##### EXTRAIT DU TEXTE
Nicolas Sarkozy, fils prodigue ou machine perdre de l’UMP ?

par Laurent Herblay
mercredi 10 juillet 2013

Lundi, lors de la réunion du bureau extraordinairement de l’UMP suite à l’invalidation des comptes de la campagne présidentielle de Nicolas Sarkozy, l’ancien président de la République a été accueilli comme le fils prodigue revenant dans sa famille. Il a également annoncé son retour.

Un faux suspens qui prend fin
 
Certes, Nicolas Sarkozy avait confié, tout au long de la campagne présidentielle de 2012 que s’il perdait, il se retirerait. Mais il était difficile de ne pas y voir un procédé uniquement destiné à faire parler de lui. La sincérité n’a jamais été sa qualité première. Depuis le fiasco de la campagne interne pour la présidence du parti, il piaffait de revenir, ce que le discrédit de Jean-François Copé et François Fillon facilitait grandement, faisant alors de l’ancien président un recours possible pour éviter le choix entre l’actuel président de l’UMP, vainqueur par tricherie, et l’ancien premier ministre, trop mou.
 
Il fallait alors une occasion pour rompre la promesse faite le soir du 6 mai, à savoir celle de se retirer de la vie publique. Certes, rompre une promesse n’est pas quelque chose qui effraie particulièrement l’ancien président de la République, mais il souhaitait quand même pouvoir donner une justification à ce reniement. C’est avec son culot coutumier qu’il a pris l’invalidation de ses comptes par le Conseil Constitutionnel pour raison de revenir sur ce qu’il avait dit. C’est ainsi qu’il fait de la faute reconnue de la mauvaise tenue de ses comptes de campagne un motif à reprendre la politique !
 
En tout cas, c’est ce qu’il a dit lundi, comme le montre cette vidéo amateur  : « cela m’a paru suffisamment important pour rompre la décision qui était la mienne de me retirer de la vie politique  ». Hormis les membres de l’UMP sarkozystes, il n’est pas évident qu’un tel discours sonne autrement que comme un mauvais prétexte pour revenir une énième fois sur ce qu’il avait dit. Il a affirmé qu’il a « approuvé l’appel de Jean-François, mais je me suis dit peut être que ça donne un coup de main si je m’y mets un peu ! Dans le fond, à quoi cela sert-il d’avoir un million d’amis sur Facebook  ».
 
Sauveur ou boulet de l’UMP ?
##########
◆ TÂCHES À RÉALISER:
- a) D'après le texte sur le retour de Nicolas Sarkozy, quelle instance a invalidé les comptes de sa campagne présidentielle ?
- b) Recopiez mot pour mot le passage du texte sur le retour de Nicolas Sarkozy qui va de « Il fallait alors » jusqu'à « reprendre la politique ! » inclus.
##### EXTRAITS DES ITEMS
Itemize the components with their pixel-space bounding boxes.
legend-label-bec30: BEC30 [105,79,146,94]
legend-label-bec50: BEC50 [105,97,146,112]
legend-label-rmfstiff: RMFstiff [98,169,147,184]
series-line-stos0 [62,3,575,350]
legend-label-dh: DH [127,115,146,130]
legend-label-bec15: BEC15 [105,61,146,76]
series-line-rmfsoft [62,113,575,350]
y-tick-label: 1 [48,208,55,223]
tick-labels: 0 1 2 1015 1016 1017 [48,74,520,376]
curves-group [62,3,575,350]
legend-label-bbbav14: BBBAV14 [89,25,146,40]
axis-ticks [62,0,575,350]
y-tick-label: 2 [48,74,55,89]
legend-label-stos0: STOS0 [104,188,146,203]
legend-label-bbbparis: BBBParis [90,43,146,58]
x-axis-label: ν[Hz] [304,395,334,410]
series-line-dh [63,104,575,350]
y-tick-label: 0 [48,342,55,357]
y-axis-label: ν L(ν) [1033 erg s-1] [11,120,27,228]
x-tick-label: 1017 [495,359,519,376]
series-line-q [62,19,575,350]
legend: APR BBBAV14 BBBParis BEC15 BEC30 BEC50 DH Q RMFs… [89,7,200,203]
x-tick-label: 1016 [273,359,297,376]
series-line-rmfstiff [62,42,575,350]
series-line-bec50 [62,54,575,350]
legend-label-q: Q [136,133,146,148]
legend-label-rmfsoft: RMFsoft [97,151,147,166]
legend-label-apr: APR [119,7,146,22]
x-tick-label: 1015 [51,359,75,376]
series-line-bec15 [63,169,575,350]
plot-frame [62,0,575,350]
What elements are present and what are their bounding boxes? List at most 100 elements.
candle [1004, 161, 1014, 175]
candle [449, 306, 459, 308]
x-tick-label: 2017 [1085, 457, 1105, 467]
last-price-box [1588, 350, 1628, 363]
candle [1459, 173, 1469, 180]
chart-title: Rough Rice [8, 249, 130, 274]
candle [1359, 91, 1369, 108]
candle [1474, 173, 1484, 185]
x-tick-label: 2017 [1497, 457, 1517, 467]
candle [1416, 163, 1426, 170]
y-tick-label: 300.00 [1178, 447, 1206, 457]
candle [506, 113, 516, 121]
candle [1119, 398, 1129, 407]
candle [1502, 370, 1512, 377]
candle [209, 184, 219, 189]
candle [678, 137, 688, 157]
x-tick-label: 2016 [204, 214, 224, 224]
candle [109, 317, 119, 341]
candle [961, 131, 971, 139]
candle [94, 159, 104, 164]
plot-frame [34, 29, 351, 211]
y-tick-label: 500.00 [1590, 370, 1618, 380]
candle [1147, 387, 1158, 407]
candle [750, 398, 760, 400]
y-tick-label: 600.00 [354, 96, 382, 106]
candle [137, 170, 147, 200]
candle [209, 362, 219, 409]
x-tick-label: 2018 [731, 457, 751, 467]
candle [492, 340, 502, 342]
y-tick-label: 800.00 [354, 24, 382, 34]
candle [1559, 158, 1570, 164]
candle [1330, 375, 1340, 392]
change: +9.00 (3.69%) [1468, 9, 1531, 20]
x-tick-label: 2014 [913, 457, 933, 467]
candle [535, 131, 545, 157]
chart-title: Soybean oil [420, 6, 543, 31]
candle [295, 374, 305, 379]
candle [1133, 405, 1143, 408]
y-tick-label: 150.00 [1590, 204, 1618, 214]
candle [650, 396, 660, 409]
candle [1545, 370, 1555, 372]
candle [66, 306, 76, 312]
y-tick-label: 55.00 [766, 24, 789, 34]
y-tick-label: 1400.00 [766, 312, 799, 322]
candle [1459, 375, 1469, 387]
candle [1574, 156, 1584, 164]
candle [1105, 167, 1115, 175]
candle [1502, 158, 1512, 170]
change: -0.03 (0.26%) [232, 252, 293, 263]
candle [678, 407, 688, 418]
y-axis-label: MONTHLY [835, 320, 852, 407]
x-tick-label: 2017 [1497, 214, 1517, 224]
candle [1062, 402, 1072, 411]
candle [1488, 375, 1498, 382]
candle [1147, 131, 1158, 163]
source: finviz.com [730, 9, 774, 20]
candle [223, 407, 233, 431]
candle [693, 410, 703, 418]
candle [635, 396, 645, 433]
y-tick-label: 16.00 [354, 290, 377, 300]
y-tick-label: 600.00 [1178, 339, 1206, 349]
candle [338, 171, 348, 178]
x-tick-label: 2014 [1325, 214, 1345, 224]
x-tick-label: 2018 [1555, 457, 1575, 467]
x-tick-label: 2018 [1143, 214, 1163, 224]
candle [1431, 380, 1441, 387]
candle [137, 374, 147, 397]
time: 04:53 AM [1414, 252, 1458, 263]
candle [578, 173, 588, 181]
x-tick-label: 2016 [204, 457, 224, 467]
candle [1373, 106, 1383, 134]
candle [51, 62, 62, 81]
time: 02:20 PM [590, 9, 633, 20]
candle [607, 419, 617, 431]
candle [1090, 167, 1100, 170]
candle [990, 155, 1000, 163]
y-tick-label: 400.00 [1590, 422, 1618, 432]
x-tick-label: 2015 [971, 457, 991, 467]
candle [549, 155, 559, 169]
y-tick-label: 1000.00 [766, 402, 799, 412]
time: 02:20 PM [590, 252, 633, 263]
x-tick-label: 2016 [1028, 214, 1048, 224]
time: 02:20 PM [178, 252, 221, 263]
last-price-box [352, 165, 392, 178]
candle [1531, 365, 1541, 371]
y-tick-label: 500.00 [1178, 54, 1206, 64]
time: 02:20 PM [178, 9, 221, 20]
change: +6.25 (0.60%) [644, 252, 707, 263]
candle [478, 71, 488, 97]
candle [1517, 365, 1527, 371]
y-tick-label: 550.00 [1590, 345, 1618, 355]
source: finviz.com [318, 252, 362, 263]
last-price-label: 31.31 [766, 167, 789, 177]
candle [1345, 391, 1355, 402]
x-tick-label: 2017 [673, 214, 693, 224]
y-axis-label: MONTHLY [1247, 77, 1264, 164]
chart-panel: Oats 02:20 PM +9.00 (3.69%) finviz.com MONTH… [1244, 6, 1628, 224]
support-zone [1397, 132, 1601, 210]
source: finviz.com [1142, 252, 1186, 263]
##########
◆ CORRIGÉS:
- a) Le Conseil Constitutionnel.

- b)
Il fallait alors une occasion pour rompre la promesse faite le soir du 6 mai, à savoir celle de se retirer de la vie publique. Certes, rompre une promesse n’est pas quelque chose qui effraie particulièrement l’ancien président de la République, mais il souhaitait quand même pouvoir donner une justification à ce reniement. C’est avec son culot coutumier qu’il a pris l’invalidation de ses comptes par le Conseil Constitutionnel pour raison de revenir sur ce qu’il avait dit. C’est ainsi qu’il fait de la faute reconnue de la mauvaise tenue de ses comptes de campagne un motif à reprendre la politique !